• **WHAT YOU WILL DO**
Retype the records below exactly as they appear.

• **RECORD EXTRACTS**
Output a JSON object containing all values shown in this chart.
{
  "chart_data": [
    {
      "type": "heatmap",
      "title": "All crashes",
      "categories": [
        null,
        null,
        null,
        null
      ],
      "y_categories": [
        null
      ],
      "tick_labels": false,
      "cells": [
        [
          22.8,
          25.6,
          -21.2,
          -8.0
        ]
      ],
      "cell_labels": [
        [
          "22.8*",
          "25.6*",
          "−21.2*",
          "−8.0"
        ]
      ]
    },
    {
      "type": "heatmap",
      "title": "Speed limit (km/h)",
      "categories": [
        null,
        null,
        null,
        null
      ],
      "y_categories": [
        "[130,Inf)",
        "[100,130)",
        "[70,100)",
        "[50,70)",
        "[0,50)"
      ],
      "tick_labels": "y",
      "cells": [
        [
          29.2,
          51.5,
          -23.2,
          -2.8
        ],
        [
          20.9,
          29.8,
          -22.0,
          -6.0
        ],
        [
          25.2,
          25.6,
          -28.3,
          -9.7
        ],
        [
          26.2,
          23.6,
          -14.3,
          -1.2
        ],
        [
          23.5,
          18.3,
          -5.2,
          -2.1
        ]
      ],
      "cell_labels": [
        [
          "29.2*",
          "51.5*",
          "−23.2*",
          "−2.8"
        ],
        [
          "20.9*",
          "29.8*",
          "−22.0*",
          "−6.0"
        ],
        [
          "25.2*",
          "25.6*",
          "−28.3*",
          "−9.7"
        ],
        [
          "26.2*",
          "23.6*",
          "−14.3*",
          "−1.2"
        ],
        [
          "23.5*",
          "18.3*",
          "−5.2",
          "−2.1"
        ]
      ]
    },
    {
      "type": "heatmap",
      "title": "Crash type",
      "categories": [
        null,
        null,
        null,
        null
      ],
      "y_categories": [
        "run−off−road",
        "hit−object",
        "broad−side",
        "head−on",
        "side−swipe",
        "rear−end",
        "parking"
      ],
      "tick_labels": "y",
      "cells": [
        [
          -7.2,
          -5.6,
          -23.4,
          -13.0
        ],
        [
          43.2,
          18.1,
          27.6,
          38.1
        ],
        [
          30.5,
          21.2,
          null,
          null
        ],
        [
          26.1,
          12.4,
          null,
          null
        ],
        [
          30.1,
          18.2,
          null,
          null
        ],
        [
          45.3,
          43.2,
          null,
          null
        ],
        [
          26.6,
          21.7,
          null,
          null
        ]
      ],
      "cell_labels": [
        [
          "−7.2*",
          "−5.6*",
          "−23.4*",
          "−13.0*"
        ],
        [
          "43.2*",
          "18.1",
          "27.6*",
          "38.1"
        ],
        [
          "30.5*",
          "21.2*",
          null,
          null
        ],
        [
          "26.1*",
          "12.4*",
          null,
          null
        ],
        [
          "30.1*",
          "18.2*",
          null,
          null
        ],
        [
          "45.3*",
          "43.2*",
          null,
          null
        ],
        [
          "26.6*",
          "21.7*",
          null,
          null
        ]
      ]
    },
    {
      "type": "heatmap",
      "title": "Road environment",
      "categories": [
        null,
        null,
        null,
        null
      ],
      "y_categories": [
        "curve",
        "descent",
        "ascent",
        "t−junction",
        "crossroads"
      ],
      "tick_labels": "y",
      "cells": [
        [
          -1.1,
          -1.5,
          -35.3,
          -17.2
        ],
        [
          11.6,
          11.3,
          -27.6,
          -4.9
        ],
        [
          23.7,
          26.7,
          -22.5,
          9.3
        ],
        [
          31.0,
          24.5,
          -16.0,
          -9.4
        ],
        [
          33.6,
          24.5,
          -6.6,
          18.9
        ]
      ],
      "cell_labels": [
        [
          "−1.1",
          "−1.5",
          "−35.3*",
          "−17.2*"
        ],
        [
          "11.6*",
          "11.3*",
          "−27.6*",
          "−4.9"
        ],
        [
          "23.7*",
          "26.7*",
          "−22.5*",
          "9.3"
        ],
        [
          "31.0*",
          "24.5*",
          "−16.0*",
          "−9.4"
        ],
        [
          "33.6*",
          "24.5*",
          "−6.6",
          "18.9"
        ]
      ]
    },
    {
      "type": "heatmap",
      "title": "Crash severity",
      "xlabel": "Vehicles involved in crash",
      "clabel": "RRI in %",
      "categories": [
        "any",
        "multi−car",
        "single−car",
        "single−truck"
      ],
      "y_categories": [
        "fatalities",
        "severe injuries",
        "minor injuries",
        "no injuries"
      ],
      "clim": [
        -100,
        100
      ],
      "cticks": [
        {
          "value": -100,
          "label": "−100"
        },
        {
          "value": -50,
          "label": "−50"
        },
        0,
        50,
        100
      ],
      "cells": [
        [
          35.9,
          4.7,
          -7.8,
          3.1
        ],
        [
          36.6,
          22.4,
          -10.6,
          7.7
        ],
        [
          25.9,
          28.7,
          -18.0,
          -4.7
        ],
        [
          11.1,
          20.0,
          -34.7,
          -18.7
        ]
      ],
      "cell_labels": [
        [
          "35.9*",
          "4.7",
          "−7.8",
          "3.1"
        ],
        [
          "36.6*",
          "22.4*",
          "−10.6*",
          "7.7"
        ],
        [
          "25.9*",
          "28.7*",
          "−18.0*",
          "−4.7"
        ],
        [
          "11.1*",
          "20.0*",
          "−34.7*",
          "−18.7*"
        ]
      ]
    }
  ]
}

• **FINAL RESULT**
Output a JSON object containing all values shown in this chart.
{
  "chart_data": [
    {
      "type": "heatmap",
      "title": "All crashes",
      "categories": [
        null,
        null,
        null,
        null
      ],
      "y_categories": [
        null
      ],
      "tick_labels": false,
      "cells": [
        [
          22.8,
          25.6,
          -21.2,
          -8.0
        ]
      ],
      "cell_labels": [
        [
          "22.8*",
          "25.6*",
          "−21.2*",
          "−8.0"
        ]
      ]
    },
    {
      "type": "heatmap",
      "title": "Speed limit (km/h)",
      "categories": [
        null,
        null,
        null,
        null
      ],
      "y_categories": [
        "[130,Inf)",
        "[100,130)",
        "[70,100)",
        "[50,70)",
        "[0,50)"
      ],
      "tick_labels": "y",
      "cells": [
        [
          29.2,
          51.5,
          -23.2,
          -2.8
        ],
        [
          20.9,
          29.8,
          -22.0,
          -6.0
        ],
        [
          25.2,
          25.6,
          -28.3,
          -9.7
        ],
        [
          26.2,
          23.6,
          -14.3,
          -1.2
        ],
        [
          23.5,
          18.3,
          -5.2,
          -2.1
        ]
      ],
      "cell_labels": [
        [
          "29.2*",
          "51.5*",
          "−23.2*",
          "−2.8"
        ],
        [
          "20.9*",
          "29.8*",
          "−22.0*",
          "−6.0"
        ],
        [
          "25.2*",
          "25.6*",
          "−28.3*",
          "−9.7"
        ],
        [
          "26.2*",
          "23.6*",
          "−14.3*",
          "−1.2"
        ],
        [
          "23.5*",
          "18.3*",
          "−5.2",
          "−2.1"
        ]
      ]
    },
    {
      "type": "heatmap",
      "title": "Crash type",
      "categories": [
        null,
        null,
        null,
        null
      ],
      "y_categories": [
        "run−off−road",
        "hit−object",
        "broad−side",
        "head−on",
        "side−swipe",
        "rear−end",
        "parking"
      ],
      "tick_labels": "y",
      "cells": [
        [
          -7.2,
          -5.6,
          -23.4,
          -13.0
        ],
        [
          43.2,
          18.1,
          27.6,
          38.1
        ],
        [
          30.5,
          21.2,
          null,
          null
        ],
        [
          26.1,
          12.4,
          null,
          null
        ],
        [
          30.1,
          18.2,
          null,
          null
        ],
        [
          45.3,
          43.2,
          null,
          null
        ],
        [
          26.6,
          21.7,
          null,
          null
        ]
      ],
      "cell_labels": [
        [
          "−7.2*",
          "−5.6*",
          "−23.4*",
          "−13.0*"
        ],
        [
          "43.2*",
          "18.1",
          "27.6*",
          "38.1"
        ],
        [
          "30.5*",
          "21.2*",
          null,
          null
        ],
        [
          "26.1*",
          "12.4*",
          null,
          null
        ],
        [
          "30.1*",
          "18.2*",
          null,
          null
        ],
        [
          "45.3*",
          "43.2*",
          null,
          null
        ],
        [
          "26.6*",
          "21.7*",
          null,
          null
        ]
      ]
    },
    {
      "type": "heatmap",
      "title": "Road environment",
      "categories": [
        null,
        null,
        null,
        null
      ],
      "y_categories": [
        "curve",
        "descent",
        "ascent",
        "t−junction",
        "crossroads"
      ],
      "tick_labels": "y",
      "cells": [
        [
          -1.1,
          -1.5,
          -35.3,
          -17.2
        ],
        [
          11.6,
          11.3,
          -27.6,
          -4.9
        ],
        [
          23.7,
          26.7,
          -22.5,
          9.3
        ],
        [
          31.0,
          24.5,
          -16.0,
          -9.4
        ],
        [
          33.6,
          24.5,
          -6.6,
          18.9
        ]
      ],
      "cell_labels": [
        [
          "−1.1",
          "−1.5",
          "−35.3*",
          "−17.2*"
        ],
        [
          "11.6*",
          "11.3*",
          "−27.6*",
          "−4.9"
        ],
        [
          "23.7*",
          "26.7*",
          "−22.5*",
          "9.3"
        ],
        [
          "31.0*",
          "24.5*",
          "−16.0*",
          "−9.4"
        ],
        [
          "33.6*",
          "24.5*",
          "−6.6",
          "18.9"
        ]
      ]
    },
    {
      "type": "heatmap",
      "title": "Crash severity",
      "xlabel": "Vehicles involved in crash",
      "clabel": "RRI in %",
      "categories": [
        "any",
        "multi−car",
        "single−car",
        "single−truck"
      ],
      "y_categories": [
        "fatalities",
        "severe injuries",
        "minor injuries",
        "no injuries"
      ],
      "clim": [
        -100,
        100
      ],
      "cticks": [
        {
          "value": -100,
          "label": "−100"
        },
        {
          "value": -50,
          "label": "−50"
        },
        0,
        50,
        100
      ],
      "cells": [
        [
          35.9,
          4.7,
          -7.8,
          3.1
        ],
        [
          36.6,
          22.4,
          -10.6,
          7.7
        ],
        [
          25.9,
          28.7,
          -18.0,
          -4.7
        ],
        [
          11.1,
          20.0,
          -34.7,
          -18.7
        ]
      ],
      "cell_labels": [
        [
          "35.9*",
          "4.7",
          "−7.8",
          "3.1"
        ],
        [
          "36.6*",
          "22.4*",
          "−10.6*",
          "7.7"
        ],
        [
          "25.9*",
          "28.7*",
          "−18.0*",
          "−4.7"
        ],
        [
          "11.1*",
          "20.0*",
          "−34.7*",
          "−18.7*"
        ]
      ]
    }
  ]
}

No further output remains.